___ PROVIDED INFORMATION

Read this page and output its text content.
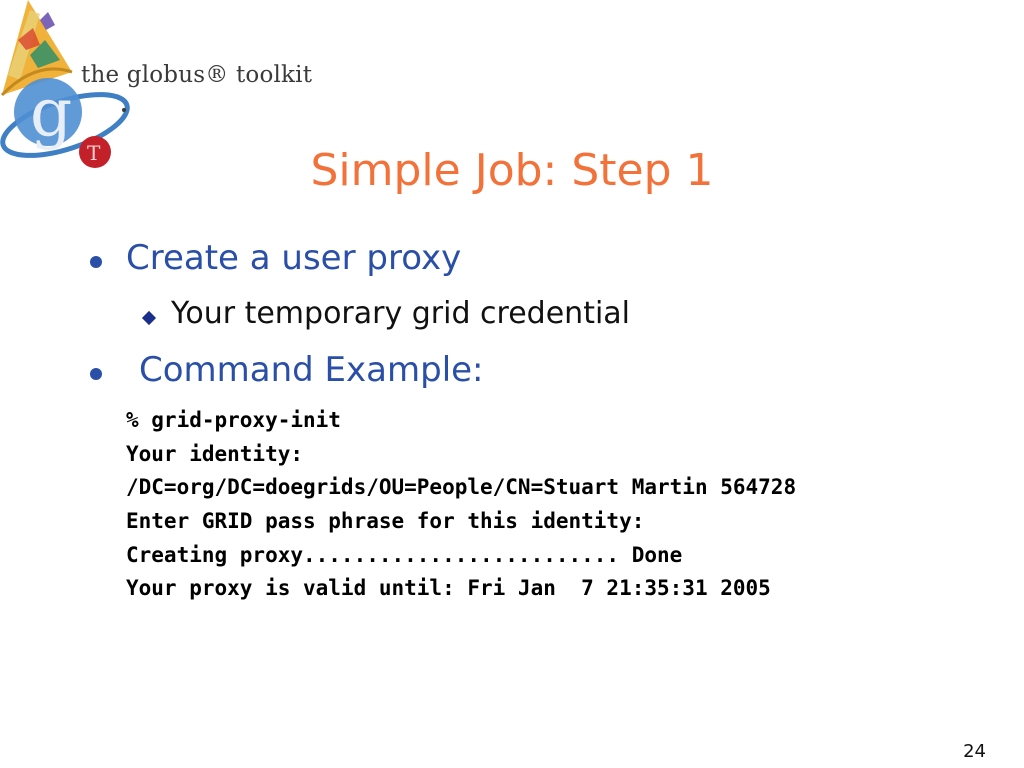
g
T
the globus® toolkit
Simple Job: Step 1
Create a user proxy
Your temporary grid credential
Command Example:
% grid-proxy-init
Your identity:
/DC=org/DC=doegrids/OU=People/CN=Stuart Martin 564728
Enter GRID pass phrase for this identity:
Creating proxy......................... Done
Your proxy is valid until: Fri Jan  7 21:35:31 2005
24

______

TO BE DONE =
Leave every image out, and retype the material exactly.

CORRECT OUTPUT =
Read this page and output its text content.
g
T
the globus® toolkit
Simple Job: Step 1
Create a user proxy
Your temporary grid credential
Command Example:
% grid-proxy-init
Your identity:
/DC=org/DC=doegrids/OU=People/CN=Stuart Martin 564728
Enter GRID pass phrase for this identity:
Creating proxy......................... Done
Your proxy is valid until: Fri Jan  7 21:35:31 2005
24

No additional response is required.